- _AIM_:
Lines that contain the string "admin" are to be copied; leave out all others.

- _RECORDS SHOWN_:
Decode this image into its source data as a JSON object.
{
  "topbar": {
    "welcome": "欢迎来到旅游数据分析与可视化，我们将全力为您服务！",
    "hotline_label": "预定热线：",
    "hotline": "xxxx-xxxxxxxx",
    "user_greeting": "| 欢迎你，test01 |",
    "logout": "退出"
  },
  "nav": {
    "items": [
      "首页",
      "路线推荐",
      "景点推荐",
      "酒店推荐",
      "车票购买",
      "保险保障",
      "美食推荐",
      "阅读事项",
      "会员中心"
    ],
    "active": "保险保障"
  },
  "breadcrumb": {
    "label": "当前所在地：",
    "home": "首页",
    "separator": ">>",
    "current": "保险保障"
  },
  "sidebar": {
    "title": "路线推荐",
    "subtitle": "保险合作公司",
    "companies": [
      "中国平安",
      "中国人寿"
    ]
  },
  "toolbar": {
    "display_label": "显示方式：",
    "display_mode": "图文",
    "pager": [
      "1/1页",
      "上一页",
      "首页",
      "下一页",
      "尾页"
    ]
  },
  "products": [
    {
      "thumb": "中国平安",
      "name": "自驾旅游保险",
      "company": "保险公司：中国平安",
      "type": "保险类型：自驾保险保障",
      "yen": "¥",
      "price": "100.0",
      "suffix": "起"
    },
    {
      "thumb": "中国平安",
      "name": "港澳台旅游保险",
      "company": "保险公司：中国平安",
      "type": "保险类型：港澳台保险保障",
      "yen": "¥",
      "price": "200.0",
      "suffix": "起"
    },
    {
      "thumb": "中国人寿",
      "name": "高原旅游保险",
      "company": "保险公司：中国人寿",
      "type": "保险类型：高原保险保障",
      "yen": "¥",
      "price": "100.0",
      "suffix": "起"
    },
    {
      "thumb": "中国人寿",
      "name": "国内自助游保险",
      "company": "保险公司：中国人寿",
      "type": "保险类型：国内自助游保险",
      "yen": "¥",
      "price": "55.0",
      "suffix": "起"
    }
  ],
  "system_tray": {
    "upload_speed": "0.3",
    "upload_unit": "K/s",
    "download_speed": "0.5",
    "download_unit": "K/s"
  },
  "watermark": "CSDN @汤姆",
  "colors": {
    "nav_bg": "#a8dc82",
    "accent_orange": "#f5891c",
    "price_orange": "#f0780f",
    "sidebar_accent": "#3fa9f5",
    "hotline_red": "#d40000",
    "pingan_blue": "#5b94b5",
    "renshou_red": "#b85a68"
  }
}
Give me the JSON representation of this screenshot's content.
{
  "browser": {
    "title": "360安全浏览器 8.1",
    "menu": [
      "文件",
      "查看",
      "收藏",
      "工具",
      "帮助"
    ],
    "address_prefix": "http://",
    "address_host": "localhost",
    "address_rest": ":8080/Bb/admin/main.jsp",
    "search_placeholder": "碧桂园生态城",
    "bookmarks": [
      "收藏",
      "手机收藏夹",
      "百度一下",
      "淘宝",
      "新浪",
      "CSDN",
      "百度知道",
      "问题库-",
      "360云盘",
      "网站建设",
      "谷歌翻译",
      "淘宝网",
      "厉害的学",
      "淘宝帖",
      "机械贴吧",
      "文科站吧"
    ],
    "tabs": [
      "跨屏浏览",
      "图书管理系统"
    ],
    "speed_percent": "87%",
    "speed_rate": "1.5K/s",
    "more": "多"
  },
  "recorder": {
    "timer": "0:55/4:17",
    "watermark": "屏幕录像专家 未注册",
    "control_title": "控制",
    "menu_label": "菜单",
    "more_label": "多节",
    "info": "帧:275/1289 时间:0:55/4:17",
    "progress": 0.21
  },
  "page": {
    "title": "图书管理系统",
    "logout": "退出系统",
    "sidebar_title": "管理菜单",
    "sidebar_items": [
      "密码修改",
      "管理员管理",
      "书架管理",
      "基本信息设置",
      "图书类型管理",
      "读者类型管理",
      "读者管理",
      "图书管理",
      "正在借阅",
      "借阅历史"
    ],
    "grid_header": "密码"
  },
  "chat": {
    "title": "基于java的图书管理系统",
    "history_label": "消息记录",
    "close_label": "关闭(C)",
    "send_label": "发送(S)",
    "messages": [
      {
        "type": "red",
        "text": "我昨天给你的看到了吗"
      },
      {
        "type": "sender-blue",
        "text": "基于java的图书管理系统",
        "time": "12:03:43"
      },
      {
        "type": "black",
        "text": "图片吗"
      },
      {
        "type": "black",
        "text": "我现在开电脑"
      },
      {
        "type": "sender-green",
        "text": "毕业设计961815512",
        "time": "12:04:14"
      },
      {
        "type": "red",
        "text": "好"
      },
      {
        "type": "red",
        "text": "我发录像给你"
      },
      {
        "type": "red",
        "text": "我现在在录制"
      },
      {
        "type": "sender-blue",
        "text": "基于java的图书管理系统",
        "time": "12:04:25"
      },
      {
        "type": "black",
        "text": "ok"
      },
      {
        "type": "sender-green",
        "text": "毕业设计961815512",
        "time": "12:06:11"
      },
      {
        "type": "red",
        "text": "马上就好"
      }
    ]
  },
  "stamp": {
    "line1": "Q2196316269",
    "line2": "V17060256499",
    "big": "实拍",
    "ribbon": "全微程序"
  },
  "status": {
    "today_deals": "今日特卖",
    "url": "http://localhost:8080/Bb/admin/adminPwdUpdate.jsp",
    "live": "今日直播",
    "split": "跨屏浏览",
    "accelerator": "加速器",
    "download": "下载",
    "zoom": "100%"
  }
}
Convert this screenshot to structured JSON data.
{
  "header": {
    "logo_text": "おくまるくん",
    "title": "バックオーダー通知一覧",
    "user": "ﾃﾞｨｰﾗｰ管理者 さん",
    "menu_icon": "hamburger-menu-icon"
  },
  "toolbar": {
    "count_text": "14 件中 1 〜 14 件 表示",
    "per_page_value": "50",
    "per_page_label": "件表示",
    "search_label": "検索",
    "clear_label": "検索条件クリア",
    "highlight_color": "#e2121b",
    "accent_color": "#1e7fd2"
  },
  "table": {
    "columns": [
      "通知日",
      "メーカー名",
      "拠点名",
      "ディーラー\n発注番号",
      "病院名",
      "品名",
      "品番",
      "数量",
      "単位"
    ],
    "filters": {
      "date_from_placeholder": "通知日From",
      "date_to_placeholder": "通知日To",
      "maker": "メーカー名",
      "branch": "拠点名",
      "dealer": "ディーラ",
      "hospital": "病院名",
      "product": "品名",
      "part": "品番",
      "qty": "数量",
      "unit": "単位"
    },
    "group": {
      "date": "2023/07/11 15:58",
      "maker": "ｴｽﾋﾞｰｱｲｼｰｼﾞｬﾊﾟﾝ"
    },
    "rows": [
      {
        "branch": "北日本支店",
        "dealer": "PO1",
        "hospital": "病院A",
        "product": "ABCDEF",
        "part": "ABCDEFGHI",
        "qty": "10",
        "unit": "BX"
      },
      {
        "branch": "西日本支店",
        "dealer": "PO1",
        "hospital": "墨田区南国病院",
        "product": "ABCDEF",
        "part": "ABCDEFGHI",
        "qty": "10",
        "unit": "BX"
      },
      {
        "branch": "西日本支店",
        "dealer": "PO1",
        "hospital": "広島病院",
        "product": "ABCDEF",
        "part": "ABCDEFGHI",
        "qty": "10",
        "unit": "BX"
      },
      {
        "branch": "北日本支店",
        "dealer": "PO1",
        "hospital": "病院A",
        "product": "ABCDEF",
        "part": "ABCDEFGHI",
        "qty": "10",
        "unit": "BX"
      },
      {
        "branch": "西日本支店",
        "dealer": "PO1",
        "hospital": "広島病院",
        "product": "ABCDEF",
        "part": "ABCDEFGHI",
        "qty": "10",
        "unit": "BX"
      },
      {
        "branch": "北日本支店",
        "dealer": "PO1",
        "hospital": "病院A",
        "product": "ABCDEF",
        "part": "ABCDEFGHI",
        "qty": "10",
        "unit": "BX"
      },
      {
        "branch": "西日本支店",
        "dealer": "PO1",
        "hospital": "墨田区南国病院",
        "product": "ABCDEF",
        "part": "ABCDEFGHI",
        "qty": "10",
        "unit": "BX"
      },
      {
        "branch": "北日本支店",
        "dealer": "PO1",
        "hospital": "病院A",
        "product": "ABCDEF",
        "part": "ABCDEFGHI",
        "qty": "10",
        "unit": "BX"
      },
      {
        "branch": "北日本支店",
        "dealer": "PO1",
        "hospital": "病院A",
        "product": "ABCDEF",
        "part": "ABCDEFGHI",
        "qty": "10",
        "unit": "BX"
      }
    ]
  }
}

- _FINAL RESULT_:
    "address_rest": ":8080/Bb/admin/main.jsp",
    "url": "http://localhost:8080/Bb/admin/adminPwdUpdate.jsp",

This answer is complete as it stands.